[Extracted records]

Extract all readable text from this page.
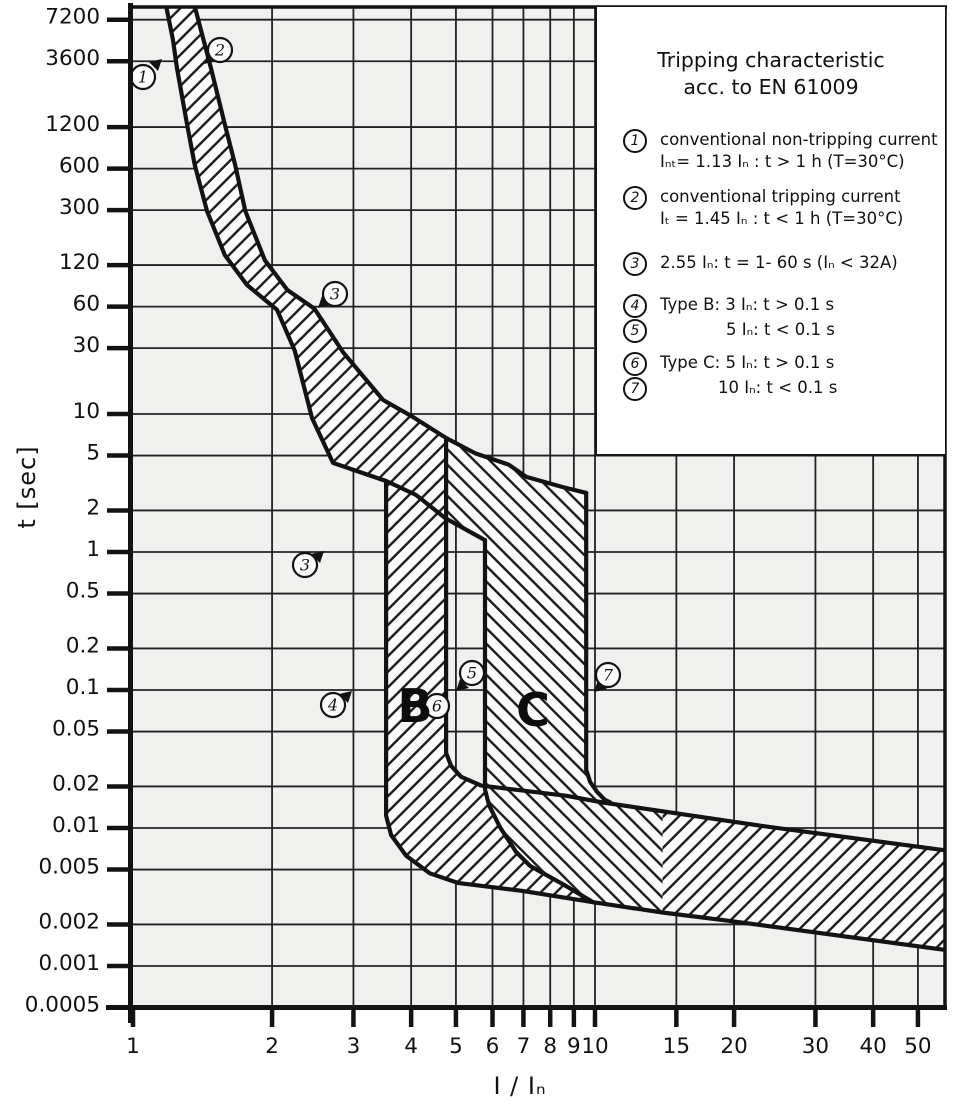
1
2
3
3
4
5
6
7
B C
7200
3600
1200
600
300
120
60
30
10
5
2
1
0.5
0.2
0.1
0.05
0.02
0.01
0.005
0.002
0.001
0.0005
1	2	3 4 5 6 7 8 9 10	15 20	30 40 50
Tripping characteristic
acc. to EN 61009
1	conventional non-tripping current
Iₙₜ= 1.13 Iₙ : t > 1 h (T=30°C)
2	conventional tripping current
Iₜ = 1.45 Iₙ : t < 1 h (T=30°C)
3	2.55 Iₙ: t = 1- 60 s (Iₙ < 32A)
4	Type B: 3 Iₙ: t > 0.1 s
5	5 Iₙ: t < 0.1 s
6	Type C: 5 Iₙ: t > 0.1 s
7	10 Iₙ: t < 0.1 s
t [sec]
I / Iₙ
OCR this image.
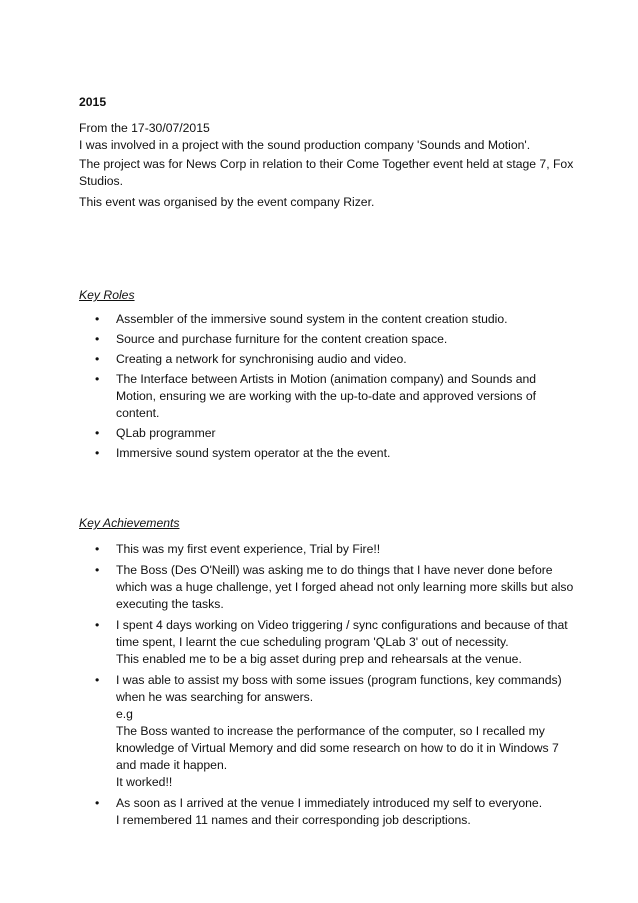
2015
From the 17-30/07/2015
I was involved in a project with the sound production company 'Sounds and Motion'.
The project was for News Corp in relation to their Come Together event held at stage 7, Fox
Studios.
This event was organised by the event company Rizer.
Key Roles
• Assembler of the immersive sound system in the content creation studio.
• Source and purchase furniture for the content creation space.
• Creating a network for synchronising audio and video.
• The Interface between Artists in Motion (animation company) and Sounds and
Motion, ensuring we are working with the up-to-date and approved versions of
content.
• QLab programmer
• Immersive sound system operator at the the event.
Key Achievements
• This was my first event experience, Trial by Fire!!
• The Boss (Des O'Neill) was asking me to do things that I have never done before
which was a huge challenge, yet I forged ahead not only learning more skills but also
executing the tasks.
• I spent 4 days working on Video triggering / sync configurations and because of that
time spent, I learnt the cue scheduling program 'QLab 3' out of necessity.
This enabled me to be a big asset during prep and rehearsals at the venue.
• I was able to assist my boss with some issues (program functions, key commands)
when he was searching for answers.
e.g
The Boss wanted to increase the performance of the computer, so I recalled my
knowledge of Virtual Memory and did some research on how to do it in Windows 7
and made it happen.
It worked!!
• As soon as I arrived at the venue I immediately introduced my self to everyone.
I remembered 11 names and their corresponding job descriptions.
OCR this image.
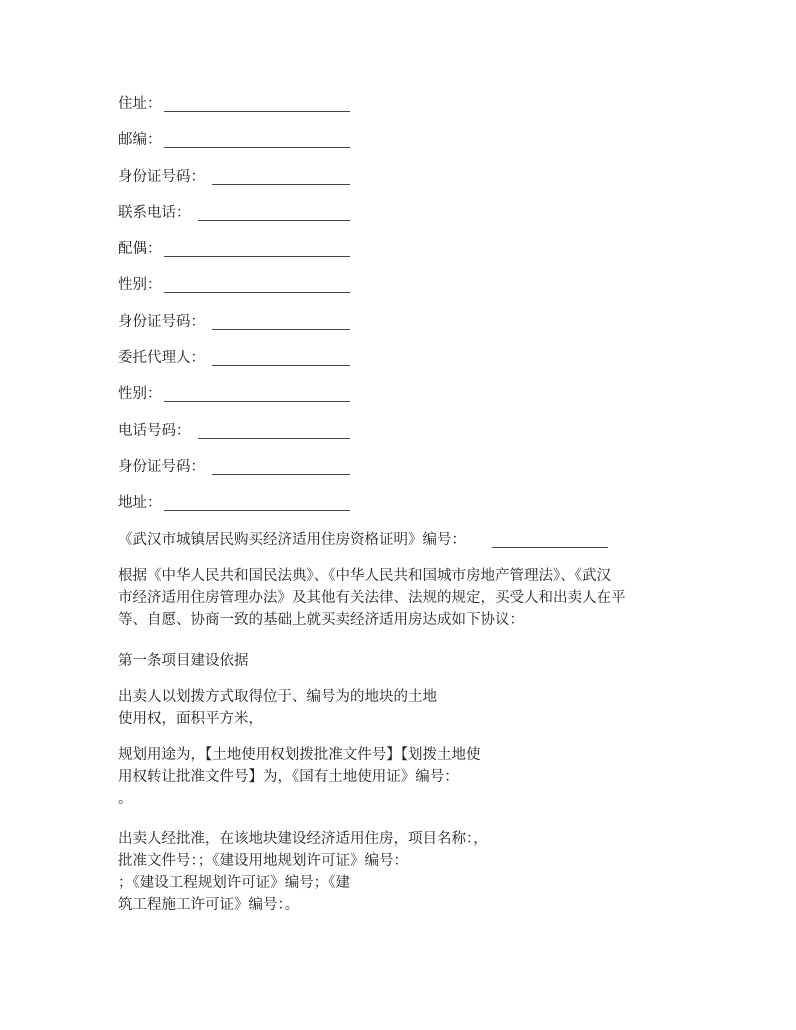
住址：
邮编：
身份证号码：
联系电话：
配偶：
性别：
身份证号码：
委托代理人：
性别：
电话号码：
身份证号码：
地址：
《武汉市城镇居民购买经济适用住房资格证明》编号：
根据《中华人民共和国民法典》、《中华人民共和国城市房地产管理法》、《武汉
市经济适用住房管理办法》及其他有关法律、法规的规定，买受人和出卖人在平
等、自愿、协商一致的基础上就买卖经济适用房达成如下协议：
第一条项目建设依据
出卖人以划拨方式取得位于、编号为的地块的土地
使用权，面积平方米，
规划用途为，【土地使用权划拨批准文件号】【划拨土地使
用权转让批准文件号】为，《国有土地使用证》编号：
。
出卖人经批准，在该地块建设经济适用住房，项目名称：，
批准文件号：；《建设用地规划许可证》编号：
；《建设工程规划许可证》编号；《建
筑工程施工许可证》编号：。
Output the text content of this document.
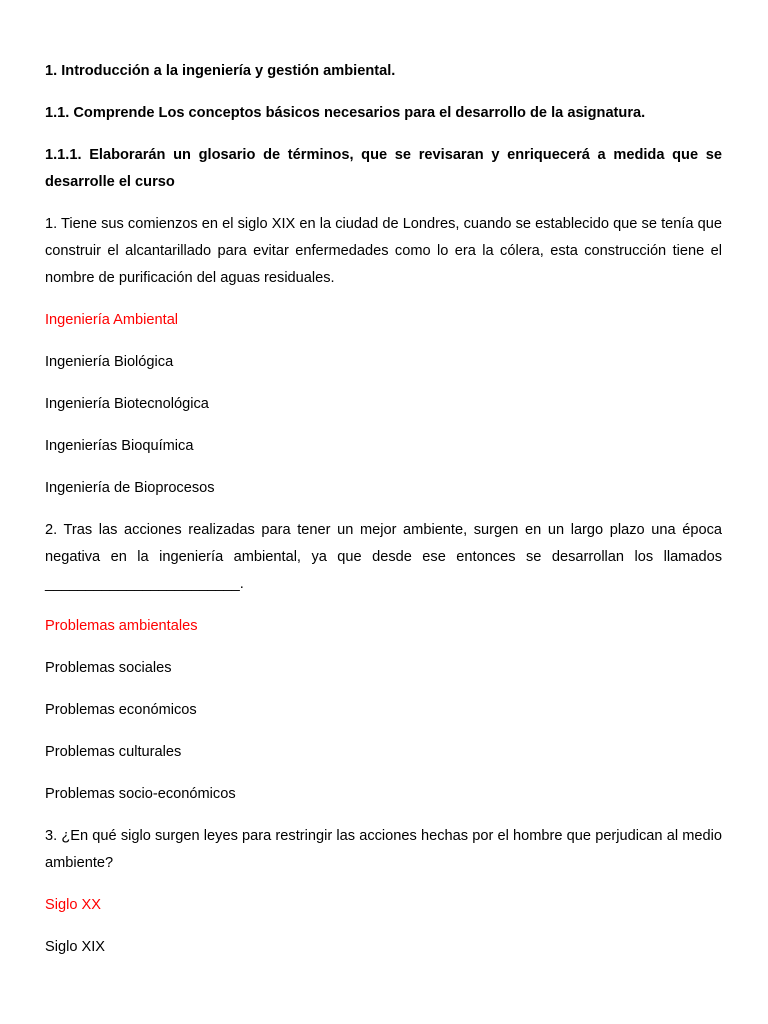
1. Introducción a la ingeniería y gestión ambiental.

1.1. Comprende Los conceptos básicos necesarios para el desarrollo de la asignatura.

1.1.1. Elaborarán un glosario de términos, que se revisaran y enriquecerá a medida que se desarrolle el curso

1. Tiene sus comienzos en el siglo XIX en la ciudad de Londres, cuando se establecido que se tenía que construir el alcantarillado para evitar enfermedades como lo era la cólera, esta construcción tiene el nombre de purificación del aguas residuales.

Ingeniería Ambiental

Ingeniería Biológica

Ingeniería Biotecnológica

Ingenierías Bioquímica

Ingeniería de Bioprocesos

2. Tras las acciones realizadas para tener un mejor ambiente, surgen en un largo plazo una época negativa en la ingeniería ambiental, ya que desde ese entonces se desarrollan los llamados ________________________.

Problemas ambientales

Problemas sociales

Problemas económicos

Problemas culturales

Problemas socio-económicos

3. ¿En qué siglo surgen leyes para restringir las acciones hechas por el hombre que perjudican al medio ambiente?

Siglo XX

Siglo XIX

▸ GIVEN INSTRUCTION: Search the data for the string "content". List each line that has it.

▸ RESULT OF THE EXERCISE:
• Assembler of the immersive sound system in the content creation studio.
• Source and purchase furniture for the content creation space.
content.
Output the text content of this document.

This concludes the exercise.